__Page extract__:
* Start *
ARE YOU GOING TO PICK UP WHERE YOU LEFT OFF?
IT WOULD BE REALLY NICE.
Yeah, seriously dude. You haven't been around in this thread since months ago.
*pokes Manta*
Nice writing Strop, rather eloquent in parts, which I liked.
Will watch the email inbox.
I was hoping to plonk this all in one go but it seems there's a limit to how much I can produce in a single day. At any rate, this was the update that was supposed to advance the plot, but hey, we're really shaking now!
---
The Fellowship of the Banhammer
A blast of fire was enough to convince the stragglers casing the innocuous looking H-shaped brick house to scatter. With a thud and another roar of flame, followed shortly by a round of coughing, Devoidless landed at the front entrance.
"Right kiddies, off you get," he grunted, shrugging his passengers off his shoulders. Strop, Zophia, Asherlee, Dank and Moe all tumbled down, but DM managed a more graceful landing. "And be darned if you get me to do that again."
* End *
__Do this__: In the forum thread, which passenger manages a more graceful landing than the others?

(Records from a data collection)
* Start *
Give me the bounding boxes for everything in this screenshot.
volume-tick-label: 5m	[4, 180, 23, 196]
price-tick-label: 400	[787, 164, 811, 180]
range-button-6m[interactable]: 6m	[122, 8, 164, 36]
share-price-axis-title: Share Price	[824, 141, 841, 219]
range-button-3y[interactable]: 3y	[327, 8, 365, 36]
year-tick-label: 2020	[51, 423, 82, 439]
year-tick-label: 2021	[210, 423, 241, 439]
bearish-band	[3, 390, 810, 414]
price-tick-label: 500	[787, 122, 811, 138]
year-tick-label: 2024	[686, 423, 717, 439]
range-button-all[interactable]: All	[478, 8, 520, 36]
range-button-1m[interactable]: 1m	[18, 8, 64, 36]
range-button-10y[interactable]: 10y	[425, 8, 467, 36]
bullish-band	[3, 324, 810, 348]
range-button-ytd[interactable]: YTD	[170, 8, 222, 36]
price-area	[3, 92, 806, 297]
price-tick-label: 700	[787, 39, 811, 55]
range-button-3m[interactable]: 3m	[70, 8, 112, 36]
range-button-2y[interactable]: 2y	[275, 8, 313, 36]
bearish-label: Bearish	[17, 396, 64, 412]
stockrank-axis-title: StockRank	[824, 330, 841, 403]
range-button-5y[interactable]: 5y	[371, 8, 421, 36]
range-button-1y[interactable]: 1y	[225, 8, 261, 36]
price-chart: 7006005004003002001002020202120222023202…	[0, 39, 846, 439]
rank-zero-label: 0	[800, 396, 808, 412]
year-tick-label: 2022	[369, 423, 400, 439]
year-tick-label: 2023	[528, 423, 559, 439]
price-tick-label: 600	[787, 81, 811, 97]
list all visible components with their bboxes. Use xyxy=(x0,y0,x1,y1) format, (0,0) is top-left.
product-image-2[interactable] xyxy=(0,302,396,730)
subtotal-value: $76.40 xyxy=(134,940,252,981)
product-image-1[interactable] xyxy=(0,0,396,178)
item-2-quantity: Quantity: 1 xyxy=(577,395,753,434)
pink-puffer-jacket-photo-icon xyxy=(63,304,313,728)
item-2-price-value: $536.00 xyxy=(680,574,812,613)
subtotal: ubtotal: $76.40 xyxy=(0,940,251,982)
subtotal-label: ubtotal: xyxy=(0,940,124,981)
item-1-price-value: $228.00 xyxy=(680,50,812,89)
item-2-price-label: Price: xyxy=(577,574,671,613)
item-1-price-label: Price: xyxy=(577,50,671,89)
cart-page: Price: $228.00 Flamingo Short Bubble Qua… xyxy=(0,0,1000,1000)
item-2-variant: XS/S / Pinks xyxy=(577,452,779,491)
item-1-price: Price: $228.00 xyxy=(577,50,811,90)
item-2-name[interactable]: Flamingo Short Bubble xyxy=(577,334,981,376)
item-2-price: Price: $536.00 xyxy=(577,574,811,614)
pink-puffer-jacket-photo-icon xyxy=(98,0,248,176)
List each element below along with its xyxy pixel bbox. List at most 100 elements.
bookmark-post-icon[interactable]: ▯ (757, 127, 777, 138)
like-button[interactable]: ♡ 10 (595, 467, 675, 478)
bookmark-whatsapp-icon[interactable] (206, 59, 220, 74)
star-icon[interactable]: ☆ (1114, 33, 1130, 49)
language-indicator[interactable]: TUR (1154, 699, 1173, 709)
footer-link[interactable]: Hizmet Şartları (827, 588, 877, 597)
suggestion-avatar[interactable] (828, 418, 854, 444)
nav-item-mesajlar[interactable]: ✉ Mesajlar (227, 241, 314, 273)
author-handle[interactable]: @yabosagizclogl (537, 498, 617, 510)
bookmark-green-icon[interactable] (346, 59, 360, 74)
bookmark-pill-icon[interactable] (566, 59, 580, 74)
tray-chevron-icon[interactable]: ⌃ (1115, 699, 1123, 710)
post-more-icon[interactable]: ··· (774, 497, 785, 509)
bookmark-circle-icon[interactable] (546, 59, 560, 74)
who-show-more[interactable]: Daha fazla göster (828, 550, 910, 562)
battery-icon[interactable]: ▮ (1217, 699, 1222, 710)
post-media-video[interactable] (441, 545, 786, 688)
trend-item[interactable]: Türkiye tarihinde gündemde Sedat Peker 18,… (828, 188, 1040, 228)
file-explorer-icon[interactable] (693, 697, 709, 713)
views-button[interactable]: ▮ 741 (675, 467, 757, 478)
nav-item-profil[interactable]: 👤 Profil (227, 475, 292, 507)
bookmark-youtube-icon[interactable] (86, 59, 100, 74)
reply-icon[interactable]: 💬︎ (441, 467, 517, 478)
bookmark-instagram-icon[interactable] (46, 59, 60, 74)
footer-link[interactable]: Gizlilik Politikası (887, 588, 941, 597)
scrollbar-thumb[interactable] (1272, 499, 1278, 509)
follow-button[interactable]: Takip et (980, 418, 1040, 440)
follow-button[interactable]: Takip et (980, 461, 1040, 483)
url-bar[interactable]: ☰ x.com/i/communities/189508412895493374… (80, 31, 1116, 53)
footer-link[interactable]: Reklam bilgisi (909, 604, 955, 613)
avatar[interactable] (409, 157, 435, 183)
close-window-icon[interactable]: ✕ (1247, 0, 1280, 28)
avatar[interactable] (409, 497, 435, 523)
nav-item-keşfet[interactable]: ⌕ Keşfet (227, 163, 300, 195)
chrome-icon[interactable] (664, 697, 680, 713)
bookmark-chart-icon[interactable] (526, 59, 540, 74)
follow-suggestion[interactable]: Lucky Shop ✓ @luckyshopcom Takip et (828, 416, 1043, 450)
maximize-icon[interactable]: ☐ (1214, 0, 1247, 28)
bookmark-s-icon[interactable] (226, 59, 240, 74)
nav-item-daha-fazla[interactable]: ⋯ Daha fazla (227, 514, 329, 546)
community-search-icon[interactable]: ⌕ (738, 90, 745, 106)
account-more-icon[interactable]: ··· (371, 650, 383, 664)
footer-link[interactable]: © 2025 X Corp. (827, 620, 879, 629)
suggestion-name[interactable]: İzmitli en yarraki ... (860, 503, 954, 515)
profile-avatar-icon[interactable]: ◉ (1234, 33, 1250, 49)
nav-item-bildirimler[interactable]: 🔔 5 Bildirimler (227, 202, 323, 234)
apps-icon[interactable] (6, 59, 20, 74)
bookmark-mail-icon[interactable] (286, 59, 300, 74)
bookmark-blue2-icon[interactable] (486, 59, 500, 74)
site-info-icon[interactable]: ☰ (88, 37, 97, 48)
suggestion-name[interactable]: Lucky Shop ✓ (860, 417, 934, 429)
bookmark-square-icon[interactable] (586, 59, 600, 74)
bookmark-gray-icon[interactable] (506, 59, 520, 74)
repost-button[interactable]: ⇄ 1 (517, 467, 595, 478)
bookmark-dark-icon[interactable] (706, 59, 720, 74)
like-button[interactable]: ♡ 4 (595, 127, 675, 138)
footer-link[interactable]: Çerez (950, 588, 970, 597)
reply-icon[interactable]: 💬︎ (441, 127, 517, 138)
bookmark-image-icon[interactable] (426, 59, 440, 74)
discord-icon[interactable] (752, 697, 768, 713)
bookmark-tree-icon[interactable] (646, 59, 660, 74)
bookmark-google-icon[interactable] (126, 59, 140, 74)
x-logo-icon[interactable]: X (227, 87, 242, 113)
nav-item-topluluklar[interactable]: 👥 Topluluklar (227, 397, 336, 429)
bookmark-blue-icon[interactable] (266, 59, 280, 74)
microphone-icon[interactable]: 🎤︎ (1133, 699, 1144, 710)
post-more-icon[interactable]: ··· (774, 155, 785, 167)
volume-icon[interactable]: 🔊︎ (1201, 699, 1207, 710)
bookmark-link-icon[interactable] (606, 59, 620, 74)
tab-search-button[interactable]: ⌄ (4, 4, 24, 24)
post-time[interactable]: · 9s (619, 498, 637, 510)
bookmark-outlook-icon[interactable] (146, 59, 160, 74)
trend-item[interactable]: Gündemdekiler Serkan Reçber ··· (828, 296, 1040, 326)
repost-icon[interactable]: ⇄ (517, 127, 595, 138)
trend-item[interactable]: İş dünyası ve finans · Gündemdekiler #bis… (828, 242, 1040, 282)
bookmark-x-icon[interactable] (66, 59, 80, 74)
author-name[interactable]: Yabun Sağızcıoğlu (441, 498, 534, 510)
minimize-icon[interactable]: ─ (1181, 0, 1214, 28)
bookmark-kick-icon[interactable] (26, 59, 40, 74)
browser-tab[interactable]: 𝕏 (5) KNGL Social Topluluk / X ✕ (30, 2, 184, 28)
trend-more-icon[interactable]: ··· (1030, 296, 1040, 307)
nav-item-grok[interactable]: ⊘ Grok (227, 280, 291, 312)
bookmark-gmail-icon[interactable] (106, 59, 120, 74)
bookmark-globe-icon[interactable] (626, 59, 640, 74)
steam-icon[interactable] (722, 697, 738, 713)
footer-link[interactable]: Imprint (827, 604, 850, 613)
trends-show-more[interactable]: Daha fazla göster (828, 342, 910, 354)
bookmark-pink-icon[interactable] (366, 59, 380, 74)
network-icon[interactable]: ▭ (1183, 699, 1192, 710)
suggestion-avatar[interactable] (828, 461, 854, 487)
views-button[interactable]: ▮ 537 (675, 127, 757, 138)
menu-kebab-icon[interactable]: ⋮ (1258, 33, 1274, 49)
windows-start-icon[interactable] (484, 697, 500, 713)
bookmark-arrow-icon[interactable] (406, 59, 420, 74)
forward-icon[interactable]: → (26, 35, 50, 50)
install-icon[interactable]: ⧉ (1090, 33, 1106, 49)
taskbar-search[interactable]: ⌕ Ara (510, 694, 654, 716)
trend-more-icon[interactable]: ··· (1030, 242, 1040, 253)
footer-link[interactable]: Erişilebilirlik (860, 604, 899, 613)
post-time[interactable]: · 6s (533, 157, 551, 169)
* End *
__Solution__: DM